__What is needed__.
Quote, without any change, the lines in the items that run from the line containing "- buyer-notes-label: توضیحات" up to and including the line containing "- process-label: نوع".

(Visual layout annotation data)
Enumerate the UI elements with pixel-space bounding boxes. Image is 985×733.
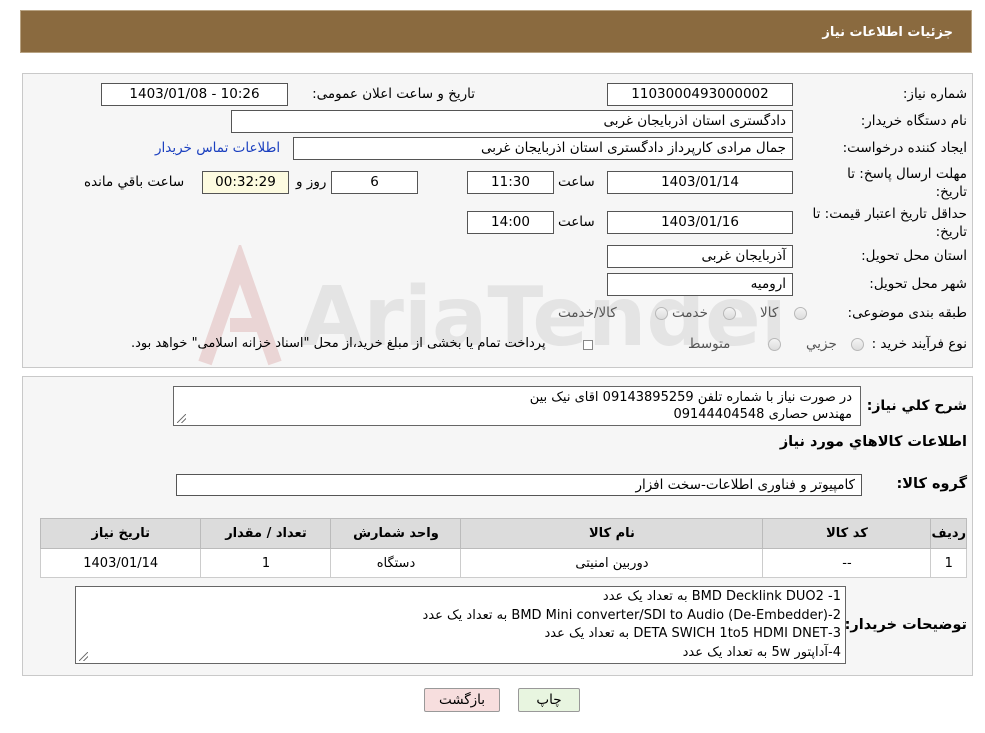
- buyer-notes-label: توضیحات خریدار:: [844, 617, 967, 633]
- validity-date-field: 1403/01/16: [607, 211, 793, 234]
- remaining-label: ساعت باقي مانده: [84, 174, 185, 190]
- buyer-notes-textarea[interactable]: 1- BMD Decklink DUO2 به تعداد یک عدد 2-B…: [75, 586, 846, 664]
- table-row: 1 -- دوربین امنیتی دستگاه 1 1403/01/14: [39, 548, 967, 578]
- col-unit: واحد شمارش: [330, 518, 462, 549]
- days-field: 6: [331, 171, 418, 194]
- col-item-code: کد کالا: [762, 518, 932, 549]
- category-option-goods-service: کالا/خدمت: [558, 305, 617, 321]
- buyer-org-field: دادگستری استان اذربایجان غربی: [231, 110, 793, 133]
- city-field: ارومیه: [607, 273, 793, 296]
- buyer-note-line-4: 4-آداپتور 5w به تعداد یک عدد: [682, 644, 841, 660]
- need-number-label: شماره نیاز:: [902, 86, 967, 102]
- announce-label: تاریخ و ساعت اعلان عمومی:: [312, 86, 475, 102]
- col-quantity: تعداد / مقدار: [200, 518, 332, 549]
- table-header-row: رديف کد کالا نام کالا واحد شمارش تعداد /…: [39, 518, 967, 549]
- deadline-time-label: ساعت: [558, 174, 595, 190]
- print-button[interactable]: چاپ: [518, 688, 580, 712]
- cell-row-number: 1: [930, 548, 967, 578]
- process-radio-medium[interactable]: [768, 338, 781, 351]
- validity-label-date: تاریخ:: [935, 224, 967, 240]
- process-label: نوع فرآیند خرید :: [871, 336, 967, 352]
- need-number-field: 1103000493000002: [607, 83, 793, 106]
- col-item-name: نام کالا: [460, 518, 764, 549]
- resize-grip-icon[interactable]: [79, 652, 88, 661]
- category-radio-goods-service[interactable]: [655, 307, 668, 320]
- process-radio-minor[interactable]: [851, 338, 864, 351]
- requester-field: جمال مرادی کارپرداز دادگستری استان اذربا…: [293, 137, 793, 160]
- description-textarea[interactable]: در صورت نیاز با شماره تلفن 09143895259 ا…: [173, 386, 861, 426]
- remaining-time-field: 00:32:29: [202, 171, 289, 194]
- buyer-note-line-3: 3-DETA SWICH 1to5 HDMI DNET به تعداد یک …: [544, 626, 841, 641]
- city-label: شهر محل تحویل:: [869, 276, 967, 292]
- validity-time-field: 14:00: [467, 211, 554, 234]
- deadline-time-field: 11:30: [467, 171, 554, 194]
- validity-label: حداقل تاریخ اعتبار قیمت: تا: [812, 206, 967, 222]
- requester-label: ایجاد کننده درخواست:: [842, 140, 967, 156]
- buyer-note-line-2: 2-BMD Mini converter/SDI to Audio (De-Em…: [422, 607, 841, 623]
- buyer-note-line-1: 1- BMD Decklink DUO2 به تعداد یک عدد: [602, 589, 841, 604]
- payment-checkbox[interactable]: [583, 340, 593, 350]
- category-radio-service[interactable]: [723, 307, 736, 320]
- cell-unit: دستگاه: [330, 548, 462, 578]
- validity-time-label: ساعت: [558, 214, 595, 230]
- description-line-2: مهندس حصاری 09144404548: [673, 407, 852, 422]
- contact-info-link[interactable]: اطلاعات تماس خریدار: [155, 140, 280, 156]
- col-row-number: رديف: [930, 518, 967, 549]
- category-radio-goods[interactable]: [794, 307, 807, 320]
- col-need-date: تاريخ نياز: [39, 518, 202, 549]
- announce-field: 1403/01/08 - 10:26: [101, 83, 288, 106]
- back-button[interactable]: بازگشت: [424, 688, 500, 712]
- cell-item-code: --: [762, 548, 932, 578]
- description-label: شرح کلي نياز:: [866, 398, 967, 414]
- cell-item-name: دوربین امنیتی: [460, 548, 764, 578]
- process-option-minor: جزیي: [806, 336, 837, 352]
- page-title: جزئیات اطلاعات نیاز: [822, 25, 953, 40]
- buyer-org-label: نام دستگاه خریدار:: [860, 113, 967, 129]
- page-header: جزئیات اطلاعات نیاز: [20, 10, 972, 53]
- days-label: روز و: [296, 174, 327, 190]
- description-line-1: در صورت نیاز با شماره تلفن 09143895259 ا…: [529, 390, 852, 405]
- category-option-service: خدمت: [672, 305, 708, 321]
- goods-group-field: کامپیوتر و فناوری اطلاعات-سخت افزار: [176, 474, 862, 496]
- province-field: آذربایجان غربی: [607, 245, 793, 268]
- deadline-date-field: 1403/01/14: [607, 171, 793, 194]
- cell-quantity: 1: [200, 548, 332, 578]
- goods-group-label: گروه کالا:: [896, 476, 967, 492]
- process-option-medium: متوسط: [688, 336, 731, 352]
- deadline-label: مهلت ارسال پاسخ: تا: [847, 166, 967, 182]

__Task answer__.
- buyer-notes-label: توضیحات خریدار:: [844, 617, 967, 633]
- validity-date-field: 1403/01/16: [607, 211, 793, 234]
- remaining-label: ساعت باقي مانده: [84, 174, 185, 190]
- buyer-notes-textarea[interactable]: 1- BMD Decklink DUO2 به تعداد یک عدد 2-B…: [75, 586, 846, 664]
- table-row: 1 -- دوربین امنیتی دستگاه 1 1403/01/14: [39, 548, 967, 578]
- col-unit: واحد شمارش: [330, 518, 462, 549]
- days-field: 6: [331, 171, 418, 194]
- col-item-code: کد کالا: [762, 518, 932, 549]
- category-option-goods-service: کالا/خدمت: [558, 305, 617, 321]
- buyer-org-field: دادگستری استان اذربایجان غربی: [231, 110, 793, 133]
- city-field: ارومیه: [607, 273, 793, 296]
- buyer-note-line-4: 4-آداپتور 5w به تعداد یک عدد: [682, 644, 841, 660]
- need-number-label: شماره نیاز:: [902, 86, 967, 102]
- announce-label: تاریخ و ساعت اعلان عمومی:: [312, 86, 475, 102]
- col-quantity: تعداد / مقدار: [200, 518, 332, 549]
- table-header-row: رديف کد کالا نام کالا واحد شمارش تعداد /…: [39, 518, 967, 549]
- deadline-time-label: ساعت: [558, 174, 595, 190]
- print-button[interactable]: چاپ: [518, 688, 580, 712]
- cell-row-number: 1: [930, 548, 967, 578]
- process-radio-medium[interactable]: [768, 338, 781, 351]
- validity-label-date: تاریخ:: [935, 224, 967, 240]
- process-label: نوع فرآیند خرید :: [871, 336, 967, 352]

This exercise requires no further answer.